INSTRUCTIONS FOR THE TASK ->
Copy, in full, each line of the material that holds the word "distinct".

DATASET ROWS ->
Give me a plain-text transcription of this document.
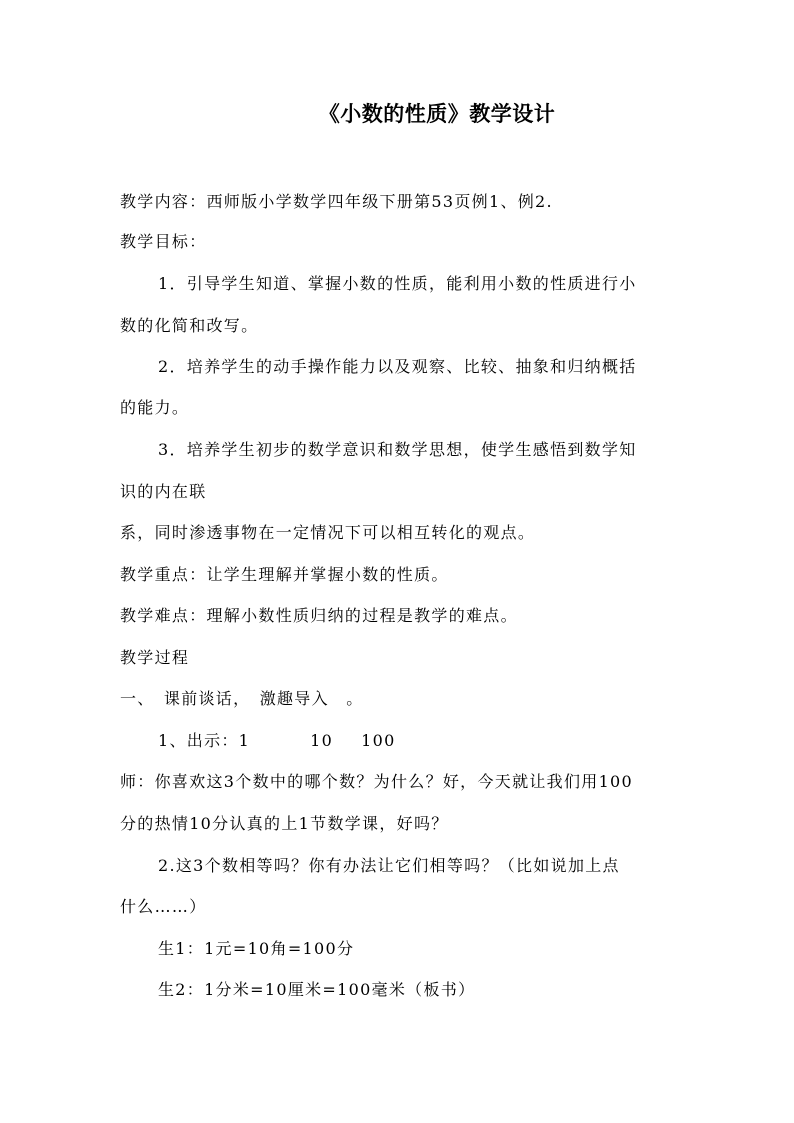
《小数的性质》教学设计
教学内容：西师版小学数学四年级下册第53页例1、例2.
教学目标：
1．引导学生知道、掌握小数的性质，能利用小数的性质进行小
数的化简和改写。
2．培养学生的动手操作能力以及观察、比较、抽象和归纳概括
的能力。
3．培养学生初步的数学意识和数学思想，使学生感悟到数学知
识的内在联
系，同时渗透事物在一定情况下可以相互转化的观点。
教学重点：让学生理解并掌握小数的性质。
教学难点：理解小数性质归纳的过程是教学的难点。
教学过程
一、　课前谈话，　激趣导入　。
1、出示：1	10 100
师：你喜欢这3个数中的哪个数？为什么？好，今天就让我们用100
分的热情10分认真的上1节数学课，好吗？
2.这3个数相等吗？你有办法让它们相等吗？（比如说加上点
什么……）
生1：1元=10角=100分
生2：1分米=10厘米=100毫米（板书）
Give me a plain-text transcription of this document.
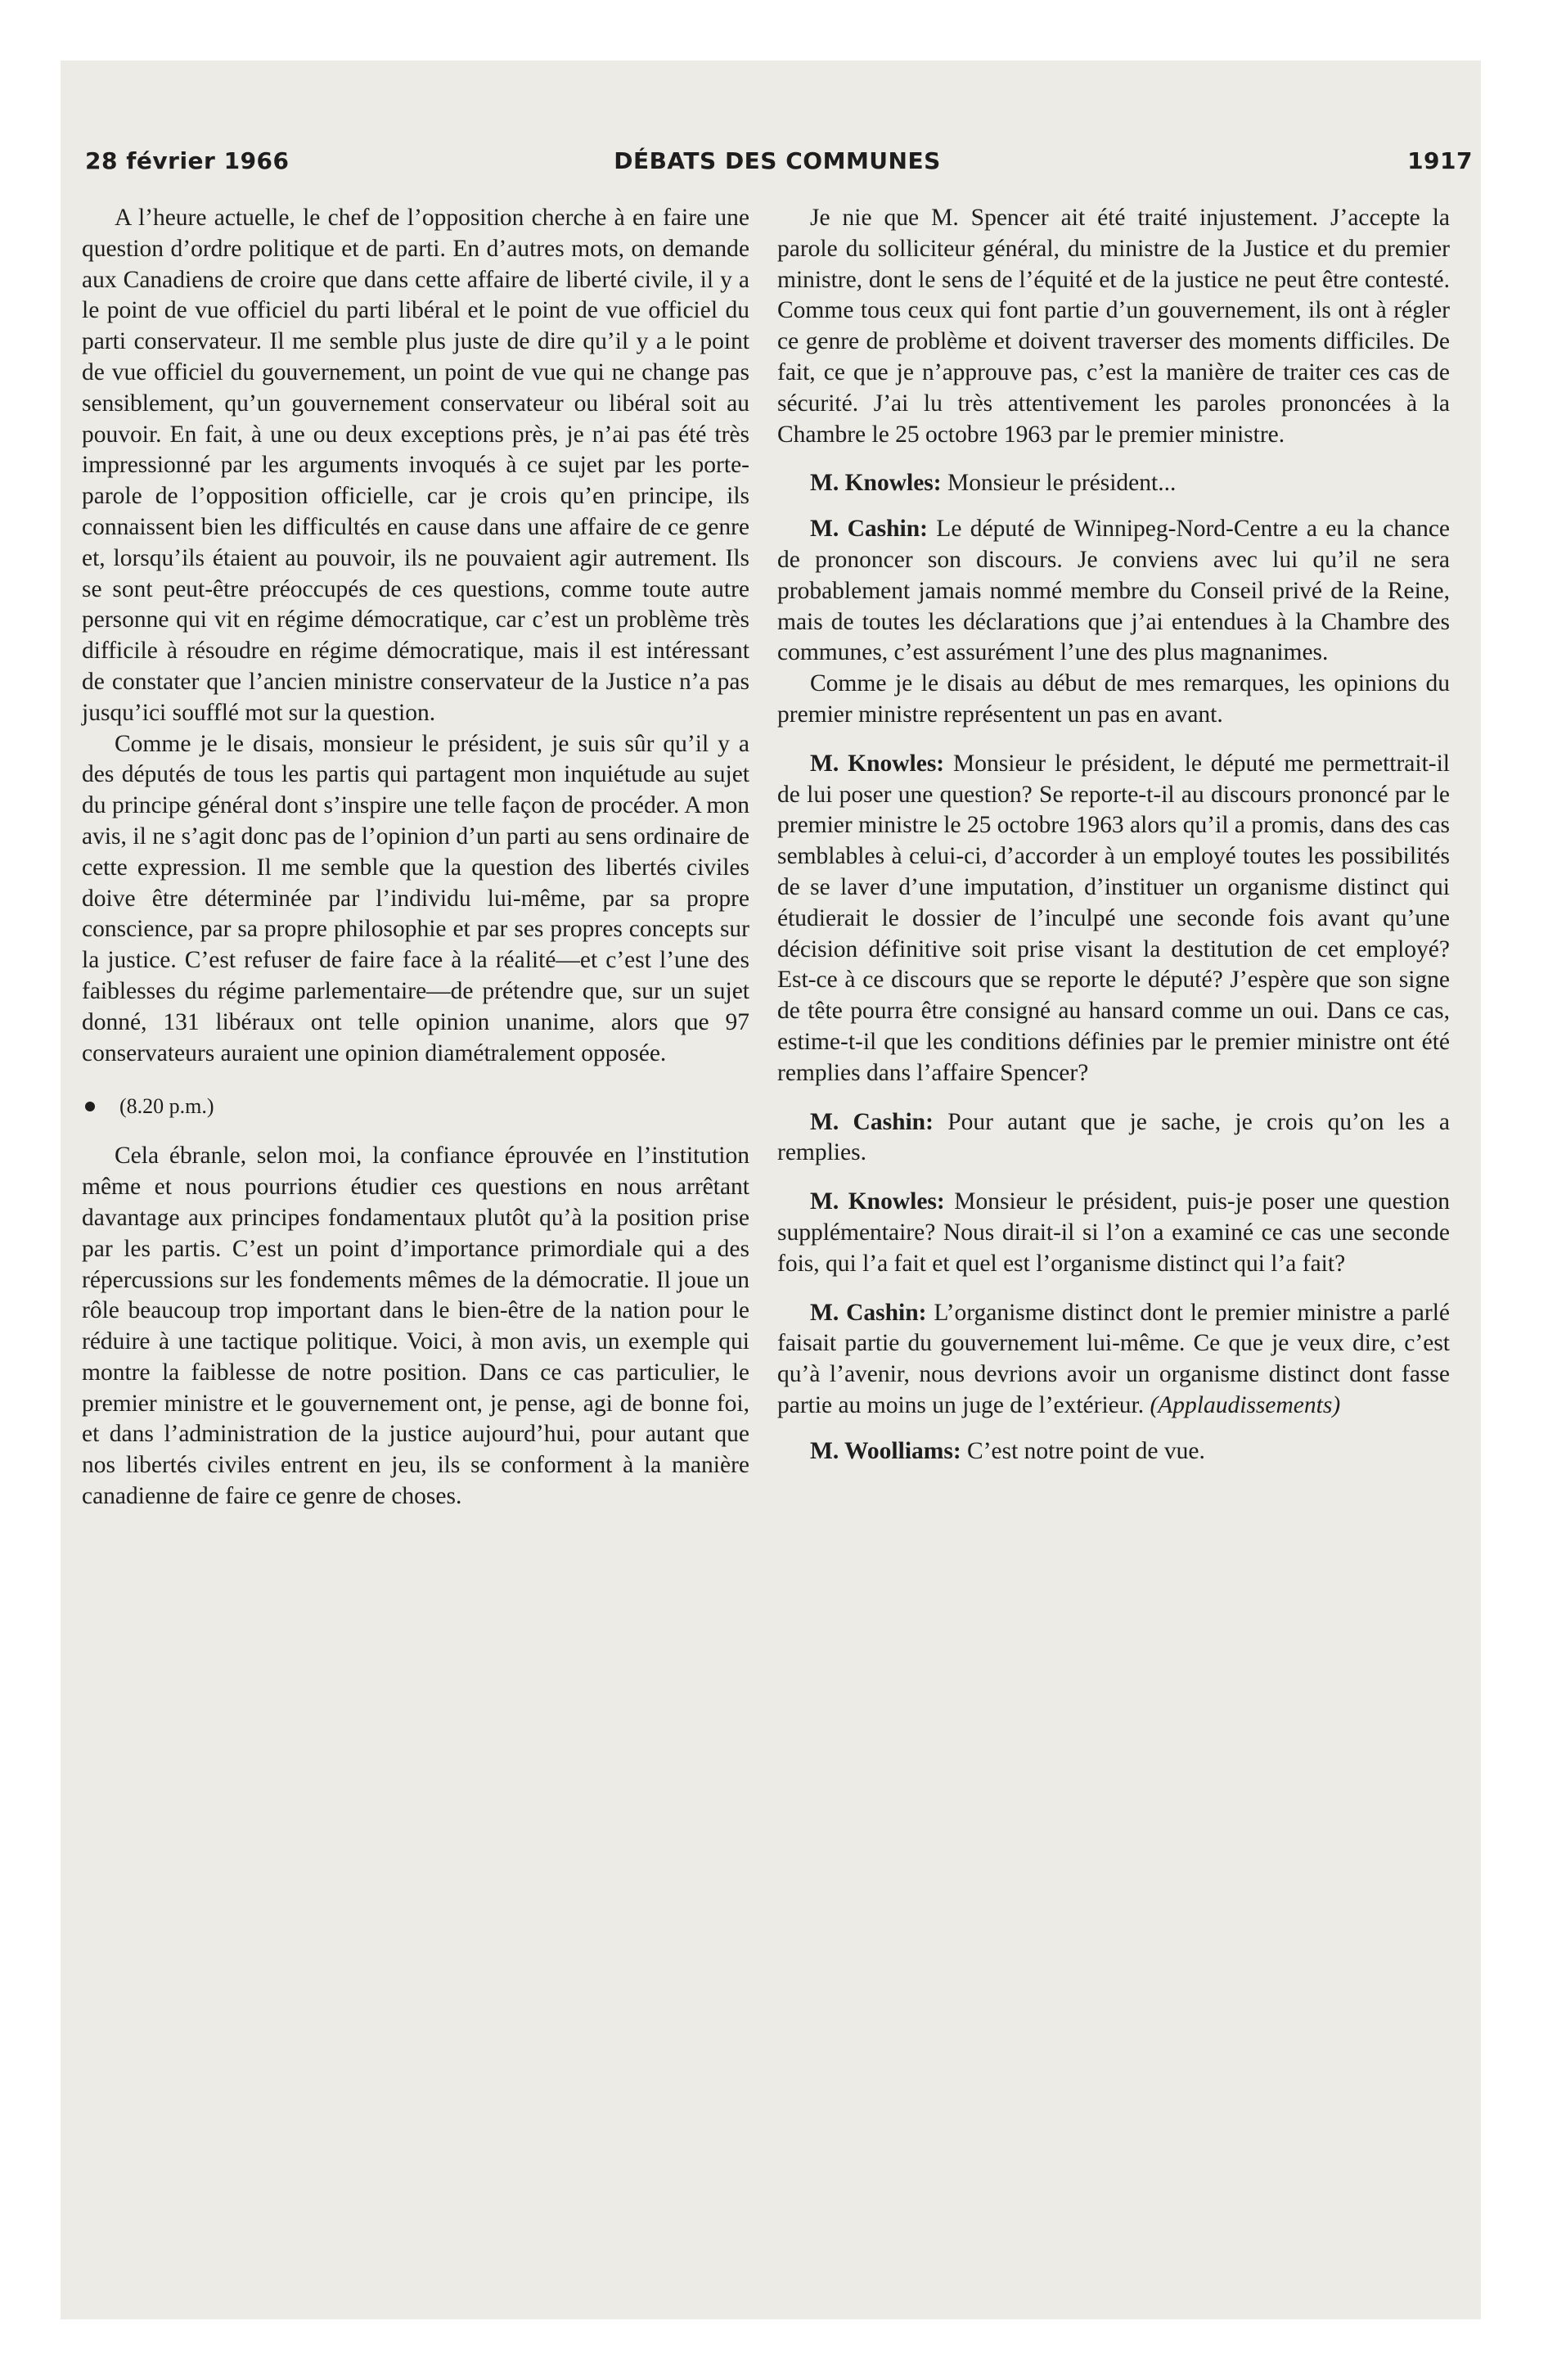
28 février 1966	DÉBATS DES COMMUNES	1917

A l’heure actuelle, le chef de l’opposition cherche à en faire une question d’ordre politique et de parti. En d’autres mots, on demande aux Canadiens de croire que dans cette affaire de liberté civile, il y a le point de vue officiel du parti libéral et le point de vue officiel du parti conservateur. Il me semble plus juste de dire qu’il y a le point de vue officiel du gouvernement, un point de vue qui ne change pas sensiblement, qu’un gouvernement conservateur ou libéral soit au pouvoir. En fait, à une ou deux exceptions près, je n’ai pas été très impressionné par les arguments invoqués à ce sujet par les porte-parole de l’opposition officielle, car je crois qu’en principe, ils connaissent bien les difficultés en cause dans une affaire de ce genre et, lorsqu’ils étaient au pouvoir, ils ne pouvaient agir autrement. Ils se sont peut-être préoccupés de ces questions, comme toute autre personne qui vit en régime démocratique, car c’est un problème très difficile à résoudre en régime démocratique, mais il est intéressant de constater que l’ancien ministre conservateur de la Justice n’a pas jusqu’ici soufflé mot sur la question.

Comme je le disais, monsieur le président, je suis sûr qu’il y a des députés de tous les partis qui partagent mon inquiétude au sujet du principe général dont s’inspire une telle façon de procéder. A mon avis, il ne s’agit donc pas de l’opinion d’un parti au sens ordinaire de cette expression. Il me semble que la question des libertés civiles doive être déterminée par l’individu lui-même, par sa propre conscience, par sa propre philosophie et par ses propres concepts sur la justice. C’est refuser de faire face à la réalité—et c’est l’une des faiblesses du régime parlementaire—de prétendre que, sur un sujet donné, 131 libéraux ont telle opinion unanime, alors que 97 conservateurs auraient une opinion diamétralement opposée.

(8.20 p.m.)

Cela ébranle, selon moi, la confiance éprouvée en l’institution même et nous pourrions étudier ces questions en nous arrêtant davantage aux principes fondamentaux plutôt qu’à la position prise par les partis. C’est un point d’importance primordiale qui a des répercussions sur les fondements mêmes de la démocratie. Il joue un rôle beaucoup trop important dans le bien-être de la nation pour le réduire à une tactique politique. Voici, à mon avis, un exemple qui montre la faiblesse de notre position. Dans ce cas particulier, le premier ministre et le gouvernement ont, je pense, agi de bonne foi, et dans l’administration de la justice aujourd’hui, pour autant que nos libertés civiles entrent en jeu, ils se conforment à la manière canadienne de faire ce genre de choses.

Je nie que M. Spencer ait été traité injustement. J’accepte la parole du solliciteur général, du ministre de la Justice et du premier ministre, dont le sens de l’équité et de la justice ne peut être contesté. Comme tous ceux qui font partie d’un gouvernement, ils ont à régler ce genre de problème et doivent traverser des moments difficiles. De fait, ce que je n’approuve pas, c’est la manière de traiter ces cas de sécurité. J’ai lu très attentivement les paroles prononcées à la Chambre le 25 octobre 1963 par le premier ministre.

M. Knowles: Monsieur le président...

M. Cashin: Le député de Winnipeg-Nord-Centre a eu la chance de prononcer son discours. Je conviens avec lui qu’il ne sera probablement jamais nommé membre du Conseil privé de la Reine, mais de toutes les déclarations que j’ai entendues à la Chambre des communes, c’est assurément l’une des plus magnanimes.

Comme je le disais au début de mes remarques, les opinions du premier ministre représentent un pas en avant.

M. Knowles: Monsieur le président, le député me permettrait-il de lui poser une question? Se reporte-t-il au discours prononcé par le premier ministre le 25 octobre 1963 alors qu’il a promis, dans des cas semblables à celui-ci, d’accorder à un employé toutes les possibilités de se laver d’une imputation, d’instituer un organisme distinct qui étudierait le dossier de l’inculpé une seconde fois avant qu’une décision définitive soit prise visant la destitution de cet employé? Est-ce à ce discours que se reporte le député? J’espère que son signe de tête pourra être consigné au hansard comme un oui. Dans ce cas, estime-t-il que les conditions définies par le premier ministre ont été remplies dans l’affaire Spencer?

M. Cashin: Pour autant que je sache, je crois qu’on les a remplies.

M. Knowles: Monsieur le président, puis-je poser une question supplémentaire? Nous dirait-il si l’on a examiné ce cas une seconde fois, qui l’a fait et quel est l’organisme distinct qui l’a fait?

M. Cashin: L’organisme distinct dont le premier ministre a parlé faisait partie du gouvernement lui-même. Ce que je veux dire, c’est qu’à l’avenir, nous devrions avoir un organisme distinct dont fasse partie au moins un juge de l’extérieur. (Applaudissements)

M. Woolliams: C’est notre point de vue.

EXERCISE RESPONSE ->
M. Knowles: Monsieur le président, le député me permettrait-il de lui poser une question? Se reporte-t-il au discours prononcé par le premier ministre le 25 octobre 1963 alors qu’il a promis, dans des cas semblables à celui-ci, d’accorder à un employé toutes les possibilités de se laver d’une imputation, d’instituer un organisme distinct qui étudierait le dossier de l’inculpé une seconde fois avant qu’une décision définitive soit prise visant la destitution de cet employé? Est-ce à ce discours que se reporte le député? J’espère que son signe de tête pourra être consigné au hansard comme un oui. Dans ce cas, estime-t-il que les conditions définies par le premier ministre ont été remplies dans l’affaire Spencer?
M. Knowles: Monsieur le président, puis-je poser une question supplémentaire? Nous dirait-il si l’on a examiné ce cas une seconde fois, qui l’a fait et quel est l’organisme distinct qui l’a fait?
M. Cashin: L’organisme distinct dont le premier ministre a parlé faisait partie du gouvernement lui-même. Ce que je veux dire, c’est qu’à l’avenir, nous devrions avoir un organisme distinct dont fasse partie au moins un juge de l’extérieur. (Applaudissements)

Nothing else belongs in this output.